Transcribe every line of the listing below without any deviation.
** begin INPUT ROWS **
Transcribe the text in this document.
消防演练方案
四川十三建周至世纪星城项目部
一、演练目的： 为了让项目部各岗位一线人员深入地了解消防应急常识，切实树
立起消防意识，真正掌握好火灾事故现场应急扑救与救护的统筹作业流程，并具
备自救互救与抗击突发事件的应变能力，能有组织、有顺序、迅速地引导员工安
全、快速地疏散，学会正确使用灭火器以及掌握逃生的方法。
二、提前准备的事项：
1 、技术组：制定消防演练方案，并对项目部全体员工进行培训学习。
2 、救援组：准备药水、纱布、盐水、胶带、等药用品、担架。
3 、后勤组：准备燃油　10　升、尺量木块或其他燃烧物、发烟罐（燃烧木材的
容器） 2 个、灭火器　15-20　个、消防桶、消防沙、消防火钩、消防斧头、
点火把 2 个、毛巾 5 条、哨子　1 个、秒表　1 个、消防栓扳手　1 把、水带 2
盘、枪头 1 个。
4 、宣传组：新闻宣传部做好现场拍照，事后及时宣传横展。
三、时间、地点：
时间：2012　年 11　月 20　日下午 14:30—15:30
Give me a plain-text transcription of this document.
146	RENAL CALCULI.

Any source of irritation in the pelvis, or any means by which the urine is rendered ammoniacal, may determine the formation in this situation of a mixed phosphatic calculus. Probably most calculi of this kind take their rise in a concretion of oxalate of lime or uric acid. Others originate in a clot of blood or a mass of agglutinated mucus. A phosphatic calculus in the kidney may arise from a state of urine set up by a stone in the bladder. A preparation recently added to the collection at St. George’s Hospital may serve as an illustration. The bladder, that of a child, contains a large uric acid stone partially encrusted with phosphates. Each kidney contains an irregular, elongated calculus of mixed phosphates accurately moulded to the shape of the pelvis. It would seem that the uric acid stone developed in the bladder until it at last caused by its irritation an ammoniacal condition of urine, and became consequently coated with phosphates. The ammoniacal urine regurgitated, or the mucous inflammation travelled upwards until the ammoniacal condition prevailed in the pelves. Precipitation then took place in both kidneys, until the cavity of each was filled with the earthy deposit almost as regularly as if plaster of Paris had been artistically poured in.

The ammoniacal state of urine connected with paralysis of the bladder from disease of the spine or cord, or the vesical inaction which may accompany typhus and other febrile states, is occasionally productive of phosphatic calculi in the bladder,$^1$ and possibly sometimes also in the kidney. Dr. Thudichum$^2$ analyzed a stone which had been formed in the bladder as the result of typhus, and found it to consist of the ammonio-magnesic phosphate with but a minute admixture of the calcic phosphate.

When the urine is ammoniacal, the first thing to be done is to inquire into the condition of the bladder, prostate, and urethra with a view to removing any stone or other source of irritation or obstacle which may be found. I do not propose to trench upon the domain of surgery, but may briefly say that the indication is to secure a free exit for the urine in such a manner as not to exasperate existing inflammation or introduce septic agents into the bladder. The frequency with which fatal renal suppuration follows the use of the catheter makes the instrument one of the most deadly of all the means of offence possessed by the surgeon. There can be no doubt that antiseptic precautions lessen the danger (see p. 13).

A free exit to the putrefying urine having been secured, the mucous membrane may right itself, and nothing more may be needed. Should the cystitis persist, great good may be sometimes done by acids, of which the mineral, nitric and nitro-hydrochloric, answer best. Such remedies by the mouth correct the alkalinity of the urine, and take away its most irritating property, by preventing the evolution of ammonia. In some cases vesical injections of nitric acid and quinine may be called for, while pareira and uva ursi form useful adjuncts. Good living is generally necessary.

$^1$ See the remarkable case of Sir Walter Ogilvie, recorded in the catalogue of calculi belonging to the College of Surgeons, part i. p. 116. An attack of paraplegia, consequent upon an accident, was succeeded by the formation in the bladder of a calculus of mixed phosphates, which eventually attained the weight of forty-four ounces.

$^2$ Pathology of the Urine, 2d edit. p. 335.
** end INPUT ROWS **
FINAL RESULT:
Transcribe the text in this document.
消防演练方案
四川十三建周至世纪星城项目部
一、演练目的： 为了让项目部各岗位一线人员深入地了解消防应急常识，切实树
立起消防意识，真正掌握好火灾事故现场应急扑救与救护的统筹作业流程，并具
备自救互救与抗击突发事件的应变能力，能有组织、有顺序、迅速地引导员工安
全、快速地疏散，学会正确使用灭火器以及掌握逃生的方法。
二、提前准备的事项：
1 、技术组：制定消防演练方案，并对项目部全体员工进行培训学习。
2 、救援组：准备药水、纱布、盐水、胶带、等药用品、担架。
3 、后勤组：准备燃油　10　升、尺量木块或其他燃烧物、发烟罐（燃烧木材的
容器） 2 个、灭火器　15-20　个、消防桶、消防沙、消防火钩、消防斧头、
点火把 2 个、毛巾 5 条、哨子　1 个、秒表　1 个、消防栓扳手　1 把、水带 2
盘、枪头 1 个。
4 、宣传组：新闻宣传部做好现场拍照，事后及时宣传横展。
三、时间、地点：
时间：2012　年 11　月 20　日下午 14:30—15:30
Give me a plain-text transcription of this document.
146	RENAL CALCULI.

Any source of irritation in the pelvis, or any means by which the urine is rendered ammoniacal, may determine the formation in this situation of a mixed phosphatic calculus. Probably most calculi of this kind take their rise in a concretion of oxalate of lime or uric acid. Others originate in a clot of blood or a mass of agglutinated mucus. A phosphatic calculus in the kidney may arise from a state of urine set up by a stone in the bladder. A preparation recently added to the collection at St. George’s Hospital may serve as an illustration. The bladder, that of a child, contains a large uric acid stone partially encrusted with phosphates. Each kidney contains an irregular, elongated calculus of mixed phosphates accurately moulded to the shape of the pelvis. It would seem that the uric acid stone developed in the bladder until it at last caused by its irritation an ammoniacal condition of urine, and became consequently coated with phosphates. The ammoniacal urine regurgitated, or the mucous inflammation travelled upwards until the ammoniacal condition prevailed in the pelves. Precipitation then took place in both kidneys, until the cavity of each was filled with the earthy deposit almost as regularly as if plaster of Paris had been artistically poured in.

The ammoniacal state of urine connected with paralysis of the bladder from disease of the spine or cord, or the vesical inaction which may accompany typhus and other febrile states, is occasionally productive of phosphatic calculi in the bladder,$^1$ and possibly sometimes also in the kidney. Dr. Thudichum$^2$ analyzed a stone which had been formed in the bladder as the result of typhus, and found it to consist of the ammonio-magnesic phosphate with but a minute admixture of the calcic phosphate.

When the urine is ammoniacal, the first thing to be done is to inquire into the condition of the bladder, prostate, and urethra with a view to removing any stone or other source of irritation or obstacle which may be found. I do not propose to trench upon the domain of surgery, but may briefly say that the indication is to secure a free exit for the urine in such a manner as not to exasperate existing inflammation or introduce septic agents into the bladder. The frequency with which fatal renal suppuration follows the use of the catheter makes the instrument one of the most deadly of all the means of offence possessed by the surgeon. There can be no doubt that antiseptic precautions lessen the danger (see p. 13).

A free exit to the putrefying urine having been secured, the mucous membrane may right itself, and nothing more may be needed. Should the cystitis persist, great good may be sometimes done by acids, of which the mineral, nitric and nitro-hydrochloric, answer best. Such remedies by the mouth correct the alkalinity of the urine, and take away its most irritating property, by preventing the evolution of ammonia. In some cases vesical injections of nitric acid and quinine may be called for, while pareira and uva ursi form useful adjuncts. Good living is generally necessary.

$^1$ See the remarkable case of Sir Walter Ogilvie, recorded in the catalogue of calculi belonging to the College of Surgeons, part i. p. 116. An attack of paraplegia, consequent upon an accident, was succeeded by the formation in the bladder of a calculus of mixed phosphates, which eventually attained the weight of forty-four ounces.

$^2$ Pathology of the Urine, 2d edit. p. 335.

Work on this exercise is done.